__Written problem__.
Repeat all of the records verbatim.

(Collection entries)
========================================

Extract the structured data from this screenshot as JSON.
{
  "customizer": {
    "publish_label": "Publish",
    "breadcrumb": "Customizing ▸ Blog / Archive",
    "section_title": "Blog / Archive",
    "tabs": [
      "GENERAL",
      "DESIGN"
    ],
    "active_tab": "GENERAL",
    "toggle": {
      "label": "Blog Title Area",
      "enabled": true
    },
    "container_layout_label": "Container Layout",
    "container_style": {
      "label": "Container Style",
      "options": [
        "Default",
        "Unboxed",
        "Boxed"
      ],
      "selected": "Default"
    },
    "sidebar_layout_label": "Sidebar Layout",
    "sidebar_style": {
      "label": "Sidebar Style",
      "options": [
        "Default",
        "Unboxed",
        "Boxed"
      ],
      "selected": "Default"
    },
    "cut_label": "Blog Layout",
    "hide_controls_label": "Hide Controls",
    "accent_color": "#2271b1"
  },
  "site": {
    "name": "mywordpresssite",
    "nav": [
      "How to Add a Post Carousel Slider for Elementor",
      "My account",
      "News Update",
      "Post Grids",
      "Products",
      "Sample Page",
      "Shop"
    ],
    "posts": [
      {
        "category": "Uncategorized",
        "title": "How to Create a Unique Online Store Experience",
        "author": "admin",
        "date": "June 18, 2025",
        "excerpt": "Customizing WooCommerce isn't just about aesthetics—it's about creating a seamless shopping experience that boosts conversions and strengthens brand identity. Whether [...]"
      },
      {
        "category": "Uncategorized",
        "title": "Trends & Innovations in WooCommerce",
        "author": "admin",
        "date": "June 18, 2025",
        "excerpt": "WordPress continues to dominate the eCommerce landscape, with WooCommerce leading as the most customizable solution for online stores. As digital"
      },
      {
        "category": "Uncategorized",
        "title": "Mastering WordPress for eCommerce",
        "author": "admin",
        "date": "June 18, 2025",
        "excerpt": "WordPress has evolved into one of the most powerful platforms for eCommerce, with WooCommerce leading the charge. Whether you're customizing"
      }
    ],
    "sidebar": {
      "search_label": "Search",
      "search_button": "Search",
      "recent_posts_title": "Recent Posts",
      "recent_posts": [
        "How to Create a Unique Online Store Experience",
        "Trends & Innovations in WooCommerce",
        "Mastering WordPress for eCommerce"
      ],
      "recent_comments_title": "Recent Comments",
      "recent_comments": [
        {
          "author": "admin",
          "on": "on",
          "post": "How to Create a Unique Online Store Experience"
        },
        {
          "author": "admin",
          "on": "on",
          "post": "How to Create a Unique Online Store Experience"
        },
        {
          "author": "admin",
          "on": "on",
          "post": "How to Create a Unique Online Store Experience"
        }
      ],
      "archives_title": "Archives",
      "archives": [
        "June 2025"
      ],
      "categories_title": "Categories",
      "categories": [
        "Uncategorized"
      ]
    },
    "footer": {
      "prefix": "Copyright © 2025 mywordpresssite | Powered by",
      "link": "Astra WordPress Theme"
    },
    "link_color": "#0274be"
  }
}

========================================

__Task output__.
Extract the structured data from this screenshot as JSON.
{
  "customizer": {
    "publish_label": "Publish",
    "breadcrumb": "Customizing ▸ Blog / Archive",
    "section_title": "Blog / Archive",
    "tabs": [
      "GENERAL",
      "DESIGN"
    ],
    "active_tab": "GENERAL",
    "toggle": {
      "label": "Blog Title Area",
      "enabled": true
    },
    "container_layout_label": "Container Layout",
    "container_style": {
      "label": "Container Style",
      "options": [
        "Default",
        "Unboxed",
        "Boxed"
      ],
      "selected": "Default"
    },
    "sidebar_layout_label": "Sidebar Layout",
    "sidebar_style": {
      "label": "Sidebar Style",
      "options": [
        "Default",
        "Unboxed",
        "Boxed"
      ],
      "selected": "Default"
    },
    "cut_label": "Blog Layout",
    "hide_controls_label": "Hide Controls",
    "accent_color": "#2271b1"
  },
  "site": {
    "name": "mywordpresssite",
    "nav": [
      "How to Add a Post Carousel Slider for Elementor",
      "My account",
      "News Update",
      "Post Grids",
      "Products",
      "Sample Page",
      "Shop"
    ],
    "posts": [
      {
        "category": "Uncategorized",
        "title": "How to Create a Unique Online Store Experience",
        "author": "admin",
        "date": "June 18, 2025",
        "excerpt": "Customizing WooCommerce isn't just about aesthetics—it's about creating a seamless shopping experience that boosts conversions and strengthens brand identity. Whether [...]"
      },
      {
        "category": "Uncategorized",
        "title": "Trends & Innovations in WooCommerce",
        "author": "admin",
        "date": "June 18, 2025",
        "excerpt": "WordPress continues to dominate the eCommerce landscape, with WooCommerce leading as the most customizable solution for online stores. As digital"
      },
      {
        "category": "Uncategorized",
        "title": "Mastering WordPress for eCommerce",
        "author": "admin",
        "date": "June 18, 2025",
        "excerpt": "WordPress has evolved into one of the most powerful platforms for eCommerce, with WooCommerce leading the charge. Whether you're customizing"
      }
    ],
    "sidebar": {
      "search_label": "Search",
      "search_button": "Search",
      "recent_posts_title": "Recent Posts",
      "recent_posts": [
        "How to Create a Unique Online Store Experience",
        "Trends & Innovations in WooCommerce",
        "Mastering WordPress for eCommerce"
      ],
      "recent_comments_title": "Recent Comments",
      "recent_comments": [
        {
          "author": "admin",
          "on": "on",
          "post": "How to Create a Unique Online Store Experience"
        },
        {
          "author": "admin",
          "on": "on",
          "post": "How to Create a Unique Online Store Experience"
        },
        {
          "author": "admin",
          "on": "on",
          "post": "How to Create a Unique Online Store Experience"
        }
      ],
      "archives_title": "Archives",
      "archives": [
        "June 2025"
      ],
      "categories_title": "Categories",
      "categories": [
        "Uncategorized"
      ]
    },
    "footer": {
      "prefix": "Copyright © 2025 mywordpresssite | Powered by",
      "link": "Astra WordPress Theme"
    },
    "link_color": "#0274be"
  }
}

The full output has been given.